__Short task__:
Write each line out again exactly as written.
-- start of Entries supplied --
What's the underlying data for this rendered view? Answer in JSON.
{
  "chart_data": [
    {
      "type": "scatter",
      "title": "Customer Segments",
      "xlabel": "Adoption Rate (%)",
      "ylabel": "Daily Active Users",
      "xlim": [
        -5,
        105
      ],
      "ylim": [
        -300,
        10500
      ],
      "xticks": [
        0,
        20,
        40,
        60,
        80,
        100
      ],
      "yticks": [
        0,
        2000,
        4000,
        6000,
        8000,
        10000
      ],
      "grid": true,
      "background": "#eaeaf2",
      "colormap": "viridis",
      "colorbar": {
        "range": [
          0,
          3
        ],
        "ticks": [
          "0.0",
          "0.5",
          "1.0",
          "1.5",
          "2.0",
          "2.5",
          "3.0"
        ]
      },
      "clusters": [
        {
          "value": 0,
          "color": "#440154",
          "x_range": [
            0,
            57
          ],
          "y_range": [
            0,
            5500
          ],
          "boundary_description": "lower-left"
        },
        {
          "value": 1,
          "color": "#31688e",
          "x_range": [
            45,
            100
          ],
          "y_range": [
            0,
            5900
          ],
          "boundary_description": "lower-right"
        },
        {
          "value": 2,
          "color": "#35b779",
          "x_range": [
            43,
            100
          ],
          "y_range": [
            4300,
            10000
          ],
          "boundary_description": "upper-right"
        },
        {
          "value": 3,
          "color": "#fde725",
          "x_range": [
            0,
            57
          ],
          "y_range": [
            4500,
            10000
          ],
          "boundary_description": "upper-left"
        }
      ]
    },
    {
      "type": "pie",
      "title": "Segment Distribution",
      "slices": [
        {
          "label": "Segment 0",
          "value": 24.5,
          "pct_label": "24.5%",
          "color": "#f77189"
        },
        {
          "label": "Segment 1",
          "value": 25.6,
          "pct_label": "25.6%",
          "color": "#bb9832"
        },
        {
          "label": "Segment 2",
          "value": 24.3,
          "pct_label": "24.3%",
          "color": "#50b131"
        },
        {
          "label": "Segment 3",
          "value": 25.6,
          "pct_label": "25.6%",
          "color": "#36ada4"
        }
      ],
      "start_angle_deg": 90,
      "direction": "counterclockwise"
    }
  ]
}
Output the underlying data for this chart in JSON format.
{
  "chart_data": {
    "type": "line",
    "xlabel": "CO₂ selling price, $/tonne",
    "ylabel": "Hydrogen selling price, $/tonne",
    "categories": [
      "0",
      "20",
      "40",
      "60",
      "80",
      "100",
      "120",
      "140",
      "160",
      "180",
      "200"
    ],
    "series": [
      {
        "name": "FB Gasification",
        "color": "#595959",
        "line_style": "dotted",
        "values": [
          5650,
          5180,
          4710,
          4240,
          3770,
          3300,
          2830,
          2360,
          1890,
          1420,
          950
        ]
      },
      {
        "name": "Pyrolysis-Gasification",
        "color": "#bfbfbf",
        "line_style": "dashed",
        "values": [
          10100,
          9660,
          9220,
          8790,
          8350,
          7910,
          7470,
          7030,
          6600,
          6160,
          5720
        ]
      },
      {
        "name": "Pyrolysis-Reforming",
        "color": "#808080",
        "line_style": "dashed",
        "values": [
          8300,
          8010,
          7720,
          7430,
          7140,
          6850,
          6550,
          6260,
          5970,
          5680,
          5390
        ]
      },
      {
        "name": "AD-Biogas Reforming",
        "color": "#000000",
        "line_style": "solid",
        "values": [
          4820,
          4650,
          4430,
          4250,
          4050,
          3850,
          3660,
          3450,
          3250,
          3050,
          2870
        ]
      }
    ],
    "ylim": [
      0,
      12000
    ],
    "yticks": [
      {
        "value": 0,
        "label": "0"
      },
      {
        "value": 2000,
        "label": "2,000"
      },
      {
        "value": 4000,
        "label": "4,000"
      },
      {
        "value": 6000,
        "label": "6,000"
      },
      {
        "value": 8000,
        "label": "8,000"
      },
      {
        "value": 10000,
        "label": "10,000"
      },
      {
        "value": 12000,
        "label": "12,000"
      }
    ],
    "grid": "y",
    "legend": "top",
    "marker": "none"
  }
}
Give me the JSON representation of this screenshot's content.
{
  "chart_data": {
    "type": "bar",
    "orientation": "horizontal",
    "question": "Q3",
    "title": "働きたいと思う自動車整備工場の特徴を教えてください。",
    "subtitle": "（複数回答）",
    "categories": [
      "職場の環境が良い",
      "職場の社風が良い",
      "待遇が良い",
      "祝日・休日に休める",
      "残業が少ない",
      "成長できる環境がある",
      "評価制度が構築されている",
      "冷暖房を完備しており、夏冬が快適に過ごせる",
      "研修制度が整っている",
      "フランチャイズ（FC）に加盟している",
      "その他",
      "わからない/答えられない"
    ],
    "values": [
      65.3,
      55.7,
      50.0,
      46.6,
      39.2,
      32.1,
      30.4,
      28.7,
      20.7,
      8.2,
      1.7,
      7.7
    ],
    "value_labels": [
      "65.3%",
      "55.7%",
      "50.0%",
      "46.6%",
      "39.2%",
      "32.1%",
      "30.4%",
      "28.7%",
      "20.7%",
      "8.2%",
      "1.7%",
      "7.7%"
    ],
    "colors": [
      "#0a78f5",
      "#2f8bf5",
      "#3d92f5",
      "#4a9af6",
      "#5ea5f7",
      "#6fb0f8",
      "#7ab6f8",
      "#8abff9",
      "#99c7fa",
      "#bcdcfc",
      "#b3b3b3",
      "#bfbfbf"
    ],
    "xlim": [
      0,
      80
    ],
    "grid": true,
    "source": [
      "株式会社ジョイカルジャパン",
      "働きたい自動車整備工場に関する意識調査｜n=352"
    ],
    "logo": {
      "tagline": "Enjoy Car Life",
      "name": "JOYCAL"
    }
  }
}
-- end of Entries supplied --
__Exercise solution__:
What's the underlying data for this rendered view? Answer in JSON.
{
  "chart_data": [
    {
      "type": "scatter",
      "title": "Customer Segments",
      "xlabel": "Adoption Rate (%)",
      "ylabel": "Daily Active Users",
      "xlim": [
        -5,
        105
      ],
      "ylim": [
        -300,
        10500
      ],
      "xticks": [
        0,
        20,
        40,
        60,
        80,
        100
      ],
      "yticks": [
        0,
        2000,
        4000,
        6000,
        8000,
        10000
      ],
      "grid": true,
      "background": "#eaeaf2",
      "colormap": "viridis",
      "colorbar": {
        "range": [
          0,
          3
        ],
        "ticks": [
          "0.0",
          "0.5",
          "1.0",
          "1.5",
          "2.0",
          "2.5",
          "3.0"
        ]
      },
      "clusters": [
        {
          "value": 0,
          "color": "#440154",
          "x_range": [
            0,
            57
          ],
          "y_range": [
            0,
            5500
          ],
          "boundary_description": "lower-left"
        },
        {
          "value": 1,
          "color": "#31688e",
          "x_range": [
            45,
            100
          ],
          "y_range": [
            0,
            5900
          ],
          "boundary_description": "lower-right"
        },
        {
          "value": 2,
          "color": "#35b779",
          "x_range": [
            43,
            100
          ],
          "y_range": [
            4300,
            10000
          ],
          "boundary_description": "upper-right"
        },
        {
          "value": 3,
          "color": "#fde725",
          "x_range": [
            0,
            57
          ],
          "y_range": [
            4500,
            10000
          ],
          "boundary_description": "upper-left"
        }
      ]
    },
    {
      "type": "pie",
      "title": "Segment Distribution",
      "slices": [
        {
          "label": "Segment 0",
          "value": 24.5,
          "pct_label": "24.5%",
          "color": "#f77189"
        },
        {
          "label": "Segment 1",
          "value": 25.6,
          "pct_label": "25.6%",
          "color": "#bb9832"
        },
        {
          "label": "Segment 2",
          "value": 24.3,
          "pct_label": "24.3%",
          "color": "#50b131"
        },
        {
          "label": "Segment 3",
          "value": 25.6,
          "pct_label": "25.6%",
          "color": "#36ada4"
        }
      ],
      "start_angle_deg": 90,
      "direction": "counterclockwise"
    }
  ]
}
Output the underlying data for this chart in JSON format.
{
  "chart_data": {
    "type": "line",
    "xlabel": "CO₂ selling price, $/tonne",
    "ylabel": "Hydrogen selling price, $/tonne",
    "categories": [
      "0",
      "20",
      "40",
      "60",
      "80",
      "100",
      "120",
      "140",
      "160",
      "180",
      "200"
    ],
    "series": [
      {
        "name": "FB Gasification",
        "color": "#595959",
        "line_style": "dotted",
        "values": [
          5650,
          5180,
          4710,
          4240,
          3770,
          3300,
          2830,
          2360,
          1890,
          1420,
          950
        ]
      },
      {
        "name": "Pyrolysis-Gasification",
        "color": "#bfbfbf",
        "line_style": "dashed",
        "values": [
          10100,
          9660,
          9220,
          8790,
          8350,
          7910,
          7470,
          7030,
          6600,
          6160,
          5720
        ]
      },
      {
        "name": "Pyrolysis-Reforming",
        "color": "#808080",
        "line_style": "dashed",
        "values": [
          8300,
          8010,
          7720,
          7430,
          7140,
          6850,
          6550,
          6260,
          5970,
          5680,
          5390
        ]
      },
      {
        "name": "AD-Biogas Reforming",
        "color": "#000000",
        "line_style": "solid",
        "values": [
          4820,
          4650,
          4430,
          4250,
          4050,
          3850,
          3660,
          3450,
          3250,
          3050,
          2870
        ]
      }
    ],
    "ylim": [
      0,
      12000
    ],
    "yticks": [
      {
        "value": 0,
        "label": "0"
      },
      {
        "value": 2000,
        "label": "2,000"
      },
      {
        "value": 4000,
        "label": "4,000"
      },
      {
        "value": 6000,
        "label": "6,000"
      },
      {
        "value": 8000,
        "label": "8,000"
      },
      {
        "value": 10000,
        "label": "10,000"
      },
      {
        "value": 12000,
        "label": "12,000"
      }
    ],
    "grid": "y",
    "legend": "top",
    "marker": "none"
  }
}
Give me the JSON representation of this screenshot's content.
{
  "chart_data": {
    "type": "bar",
    "orientation": "horizontal",
    "question": "Q3",
    "title": "働きたいと思う自動車整備工場の特徴を教えてください。",
    "subtitle": "（複数回答）",
    "categories": [
      "職場の環境が良い",
      "職場の社風が良い",
      "待遇が良い",
      "祝日・休日に休める",
      "残業が少ない",
      "成長できる環境がある",
      "評価制度が構築されている",
      "冷暖房を完備しており、夏冬が快適に過ごせる",
      "研修制度が整っている",
      "フランチャイズ（FC）に加盟している",
      "その他",
      "わからない/答えられない"
    ],
    "values": [
      65.3,
      55.7,
      50.0,
      46.6,
      39.2,
      32.1,
      30.4,
      28.7,
      20.7,
      8.2,
      1.7,
      7.7
    ],
    "value_labels": [
      "65.3%",
      "55.7%",
      "50.0%",
      "46.6%",
      "39.2%",
      "32.1%",
      "30.4%",
      "28.7%",
      "20.7%",
      "8.2%",
      "1.7%",
      "7.7%"
    ],
    "colors": [
      "#0a78f5",
      "#2f8bf5",
      "#3d92f5",
      "#4a9af6",
      "#5ea5f7",
      "#6fb0f8",
      "#7ab6f8",
      "#8abff9",
      "#99c7fa",
      "#bcdcfc",
      "#b3b3b3",
      "#bfbfbf"
    ],
    "xlim": [
      0,
      80
    ],
    "grid": true,
    "source": [
      "株式会社ジョイカルジャパン",
      "働きたい自動車整備工場に関する意識調査｜n=352"
    ],
    "logo": {
      "tagline": "Enjoy Car Life",
      "name": "JOYCAL"
    }
  }
}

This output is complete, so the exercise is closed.